[begin Supplied records]
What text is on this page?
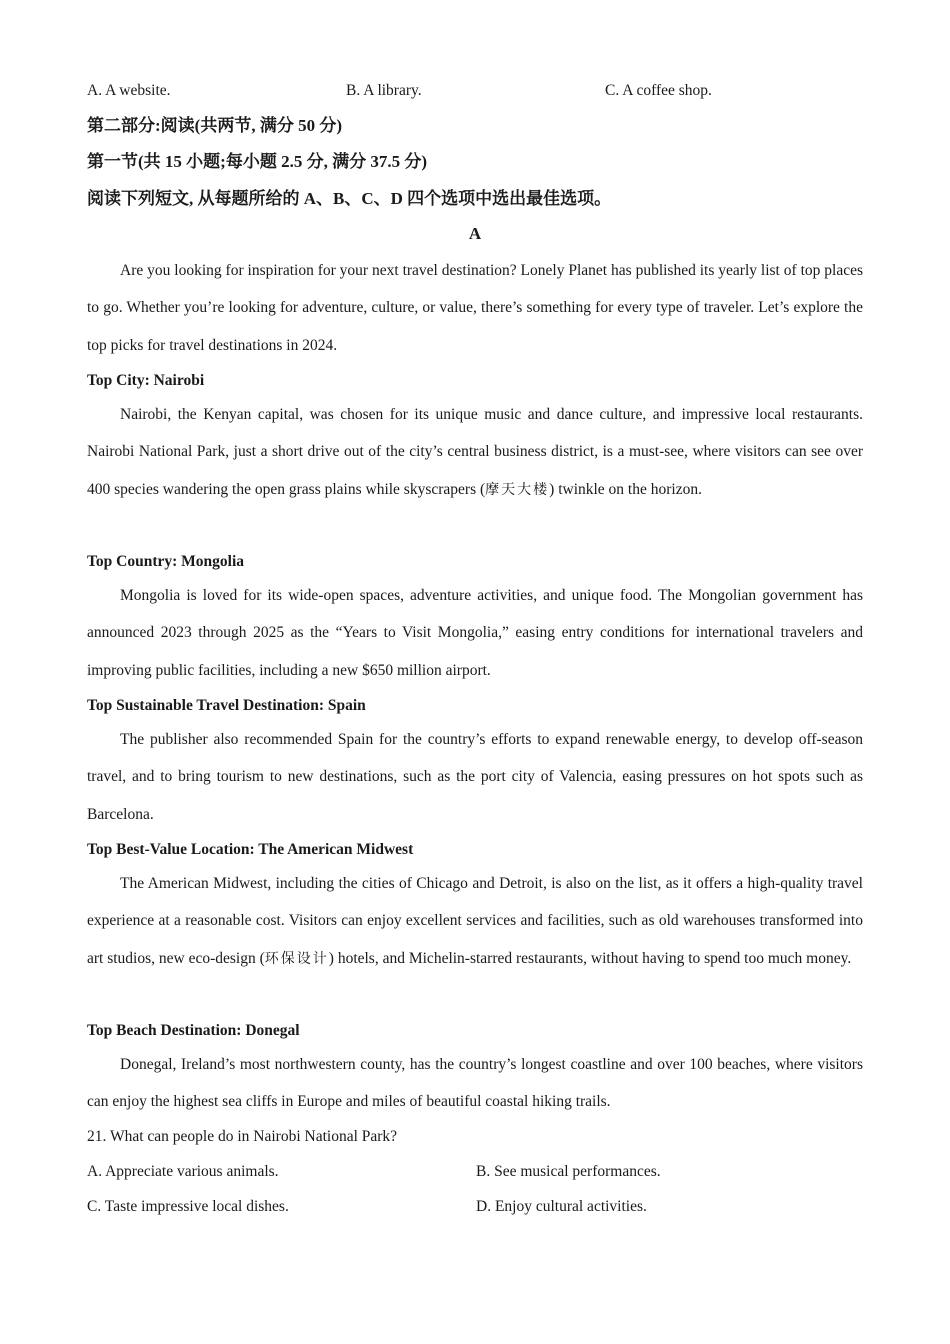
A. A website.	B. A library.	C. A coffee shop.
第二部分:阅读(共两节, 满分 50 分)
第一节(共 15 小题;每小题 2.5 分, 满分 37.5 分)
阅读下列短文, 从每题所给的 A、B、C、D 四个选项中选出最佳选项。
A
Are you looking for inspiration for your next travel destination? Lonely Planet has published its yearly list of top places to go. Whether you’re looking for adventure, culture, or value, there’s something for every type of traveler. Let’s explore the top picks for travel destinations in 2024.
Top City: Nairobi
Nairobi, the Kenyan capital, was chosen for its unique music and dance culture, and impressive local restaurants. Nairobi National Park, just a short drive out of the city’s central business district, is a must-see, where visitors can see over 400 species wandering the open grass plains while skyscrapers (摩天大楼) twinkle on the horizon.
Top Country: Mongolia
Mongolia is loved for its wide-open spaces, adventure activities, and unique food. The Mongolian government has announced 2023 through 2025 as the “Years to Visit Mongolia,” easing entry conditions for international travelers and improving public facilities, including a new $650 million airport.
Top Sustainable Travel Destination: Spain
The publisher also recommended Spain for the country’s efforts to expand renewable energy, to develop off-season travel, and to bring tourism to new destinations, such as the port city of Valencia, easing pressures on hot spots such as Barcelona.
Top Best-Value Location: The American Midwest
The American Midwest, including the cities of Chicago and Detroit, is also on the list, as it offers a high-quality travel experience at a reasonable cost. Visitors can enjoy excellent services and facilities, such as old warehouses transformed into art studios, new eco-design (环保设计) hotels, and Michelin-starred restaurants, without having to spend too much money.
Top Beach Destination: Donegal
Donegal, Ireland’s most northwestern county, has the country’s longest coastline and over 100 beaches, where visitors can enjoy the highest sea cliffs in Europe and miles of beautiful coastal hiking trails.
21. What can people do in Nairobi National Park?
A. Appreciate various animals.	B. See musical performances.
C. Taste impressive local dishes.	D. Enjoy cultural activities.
[end Supplied records]
* [The request]: Leave images out of the retyped records; keep all else exact.

* [Solution to the exercise]:
What text is on this page?
A. A website.	B. A library.	C. A coffee shop.
第二部分:阅读(共两节, 满分 50 分)
第一节(共 15 小题;每小题 2.5 分, 满分 37.5 分)
阅读下列短文, 从每题所给的 A、B、C、D 四个选项中选出最佳选项。
A
Are you looking for inspiration for your next travel destination? Lonely Planet has published its yearly list of top places to go. Whether you’re looking for adventure, culture, or value, there’s something for every type of traveler. Let’s explore the top picks for travel destinations in 2024.
Top City: Nairobi
Nairobi, the Kenyan capital, was chosen for its unique music and dance culture, and impressive local restaurants. Nairobi National Park, just a short drive out of the city’s central business district, is a must-see, where visitors can see over 400 species wandering the open grass plains while skyscrapers (摩天大楼) twinkle on the horizon.
Top Country: Mongolia
Mongolia is loved for its wide-open spaces, adventure activities, and unique food. The Mongolian government has announced 2023 through 2025 as the “Years to Visit Mongolia,” easing entry conditions for international travelers and improving public facilities, including a new $650 million airport.
Top Sustainable Travel Destination: Spain
The publisher also recommended Spain for the country’s efforts to expand renewable energy, to develop off-season travel, and to bring tourism to new destinations, such as the port city of Valencia, easing pressures on hot spots such as Barcelona.
Top Best-Value Location: The American Midwest
The American Midwest, including the cities of Chicago and Detroit, is also on the list, as it offers a high-quality travel experience at a reasonable cost. Visitors can enjoy excellent services and facilities, such as old warehouses transformed into art studios, new eco-design (环保设计) hotels, and Michelin-starred restaurants, without having to spend too much money.
Top Beach Destination: Donegal
Donegal, Ireland’s most northwestern county, has the country’s longest coastline and over 100 beaches, where visitors can enjoy the highest sea cliffs in Europe and miles of beautiful coastal hiking trails.
21. What can people do in Nairobi National Park?
A. Appreciate various animals.	B. See musical performances.
C. Taste impressive local dishes.	D. Enjoy cultural activities.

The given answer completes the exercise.